### [YOUR GOAL]
Give the records back in full, exactly as they read.
----- EXERCISE INPUTS -----
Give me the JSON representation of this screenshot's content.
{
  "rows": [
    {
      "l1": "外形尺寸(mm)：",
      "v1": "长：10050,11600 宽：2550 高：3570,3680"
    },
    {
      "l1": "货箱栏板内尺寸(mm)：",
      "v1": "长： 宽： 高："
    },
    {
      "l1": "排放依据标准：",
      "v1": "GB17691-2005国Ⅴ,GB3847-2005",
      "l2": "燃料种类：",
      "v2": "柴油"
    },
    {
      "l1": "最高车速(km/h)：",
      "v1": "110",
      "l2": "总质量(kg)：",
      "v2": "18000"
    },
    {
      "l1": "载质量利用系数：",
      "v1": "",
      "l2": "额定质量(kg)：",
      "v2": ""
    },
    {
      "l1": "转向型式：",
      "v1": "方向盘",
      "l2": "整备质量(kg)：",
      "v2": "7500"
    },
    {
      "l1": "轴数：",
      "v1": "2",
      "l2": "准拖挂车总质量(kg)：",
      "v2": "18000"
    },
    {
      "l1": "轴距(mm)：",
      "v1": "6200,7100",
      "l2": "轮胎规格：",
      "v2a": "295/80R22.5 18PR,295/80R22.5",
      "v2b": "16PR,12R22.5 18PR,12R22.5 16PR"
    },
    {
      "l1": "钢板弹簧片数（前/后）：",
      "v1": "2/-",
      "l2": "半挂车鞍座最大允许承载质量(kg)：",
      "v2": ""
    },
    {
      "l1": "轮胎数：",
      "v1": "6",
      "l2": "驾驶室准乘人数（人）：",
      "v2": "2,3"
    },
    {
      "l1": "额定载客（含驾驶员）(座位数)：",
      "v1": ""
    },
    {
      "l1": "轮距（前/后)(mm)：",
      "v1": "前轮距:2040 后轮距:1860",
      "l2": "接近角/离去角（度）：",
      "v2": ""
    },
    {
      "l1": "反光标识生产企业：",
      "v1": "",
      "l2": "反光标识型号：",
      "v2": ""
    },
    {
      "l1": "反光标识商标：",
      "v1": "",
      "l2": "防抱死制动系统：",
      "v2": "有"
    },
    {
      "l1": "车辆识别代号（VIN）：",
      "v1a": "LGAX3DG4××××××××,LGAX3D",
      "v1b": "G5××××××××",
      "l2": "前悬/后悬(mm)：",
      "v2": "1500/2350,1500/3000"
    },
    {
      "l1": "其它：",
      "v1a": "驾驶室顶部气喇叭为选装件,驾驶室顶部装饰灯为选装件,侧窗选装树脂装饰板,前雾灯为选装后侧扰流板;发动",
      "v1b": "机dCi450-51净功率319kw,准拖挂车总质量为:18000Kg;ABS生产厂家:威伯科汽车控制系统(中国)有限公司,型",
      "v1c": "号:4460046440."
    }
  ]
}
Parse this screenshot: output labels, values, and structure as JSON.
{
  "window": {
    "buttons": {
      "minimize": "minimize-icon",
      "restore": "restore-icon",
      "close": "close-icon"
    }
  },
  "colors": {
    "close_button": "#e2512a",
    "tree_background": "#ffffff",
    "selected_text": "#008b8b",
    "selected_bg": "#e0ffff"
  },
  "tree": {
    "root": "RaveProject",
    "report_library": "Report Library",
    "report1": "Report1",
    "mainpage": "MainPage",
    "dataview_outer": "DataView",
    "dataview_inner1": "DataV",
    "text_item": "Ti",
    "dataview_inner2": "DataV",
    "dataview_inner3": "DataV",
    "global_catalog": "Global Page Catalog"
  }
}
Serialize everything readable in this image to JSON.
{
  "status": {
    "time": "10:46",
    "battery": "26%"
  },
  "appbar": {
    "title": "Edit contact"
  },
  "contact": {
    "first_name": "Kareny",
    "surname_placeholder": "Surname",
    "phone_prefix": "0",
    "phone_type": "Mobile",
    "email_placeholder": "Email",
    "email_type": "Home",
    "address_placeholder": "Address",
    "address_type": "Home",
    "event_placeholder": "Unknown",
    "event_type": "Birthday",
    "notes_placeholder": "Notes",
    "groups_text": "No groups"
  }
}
-----
### [TASK OUTPUT]
Give me the JSON representation of this screenshot's content.
{
  "rows": [
    {
      "l1": "外形尺寸(mm)：",
      "v1": "长：10050,11600 宽：2550 高：3570,3680"
    },
    {
      "l1": "货箱栏板内尺寸(mm)：",
      "v1": "长： 宽： 高："
    },
    {
      "l1": "排放依据标准：",
      "v1": "GB17691-2005国Ⅴ,GB3847-2005",
      "l2": "燃料种类：",
      "v2": "柴油"
    },
    {
      "l1": "最高车速(km/h)：",
      "v1": "110",
      "l2": "总质量(kg)：",
      "v2": "18000"
    },
    {
      "l1": "载质量利用系数：",
      "v1": "",
      "l2": "额定质量(kg)：",
      "v2": ""
    },
    {
      "l1": "转向型式：",
      "v1": "方向盘",
      "l2": "整备质量(kg)：",
      "v2": "7500"
    },
    {
      "l1": "轴数：",
      "v1": "2",
      "l2": "准拖挂车总质量(kg)：",
      "v2": "18000"
    },
    {
      "l1": "轴距(mm)：",
      "v1": "6200,7100",
      "l2": "轮胎规格：",
      "v2a": "295/80R22.5 18PR,295/80R22.5",
      "v2b": "16PR,12R22.5 18PR,12R22.5 16PR"
    },
    {
      "l1": "钢板弹簧片数（前/后）：",
      "v1": "2/-",
      "l2": "半挂车鞍座最大允许承载质量(kg)：",
      "v2": ""
    },
    {
      "l1": "轮胎数：",
      "v1": "6",
      "l2": "驾驶室准乘人数（人）：",
      "v2": "2,3"
    },
    {
      "l1": "额定载客（含驾驶员）(座位数)：",
      "v1": ""
    },
    {
      "l1": "轮距（前/后)(mm)：",
      "v1": "前轮距:2040 后轮距:1860",
      "l2": "接近角/离去角（度）：",
      "v2": ""
    },
    {
      "l1": "反光标识生产企业：",
      "v1": "",
      "l2": "反光标识型号：",
      "v2": ""
    },
    {
      "l1": "反光标识商标：",
      "v1": "",
      "l2": "防抱死制动系统：",
      "v2": "有"
    },
    {
      "l1": "车辆识别代号（VIN）：",
      "v1a": "LGAX3DG4××××××××,LGAX3D",
      "v1b": "G5××××××××",
      "l2": "前悬/后悬(mm)：",
      "v2": "1500/2350,1500/3000"
    },
    {
      "l1": "其它：",
      "v1a": "驾驶室顶部气喇叭为选装件,驾驶室顶部装饰灯为选装件,侧窗选装树脂装饰板,前雾灯为选装后侧扰流板;发动",
      "v1b": "机dCi450-51净功率319kw,准拖挂车总质量为:18000Kg;ABS生产厂家:威伯科汽车控制系统(中国)有限公司,型",
      "v1c": "号:4460046440."
    }
  ]
}
Parse this screenshot: output labels, values, and structure as JSON.
{
  "window": {
    "buttons": {
      "minimize": "minimize-icon",
      "restore": "restore-icon",
      "close": "close-icon"
    }
  },
  "colors": {
    "close_button": "#e2512a",
    "tree_background": "#ffffff",
    "selected_text": "#008b8b",
    "selected_bg": "#e0ffff"
  },
  "tree": {
    "root": "RaveProject",
    "report_library": "Report Library",
    "report1": "Report1",
    "mainpage": "MainPage",
    "dataview_outer": "DataView",
    "dataview_inner1": "DataV",
    "text_item": "Ti",
    "dataview_inner2": "DataV",
    "dataview_inner3": "DataV",
    "global_catalog": "Global Page Catalog"
  }
}
Serialize everything readable in this image to JSON.
{
  "status": {
    "time": "10:46",
    "battery": "26%"
  },
  "appbar": {
    "title": "Edit contact"
  },
  "contact": {
    "first_name": "Kareny",
    "surname_placeholder": "Surname",
    "phone_prefix": "0",
    "phone_type": "Mobile",
    "email_placeholder": "Email",
    "email_type": "Home",
    "address_placeholder": "Address",
    "address_type": "Home",
    "event_placeholder": "Unknown",
    "event_type": "Birthday",
    "notes_placeholder": "Notes",
    "groups_text": "No groups"
  }
}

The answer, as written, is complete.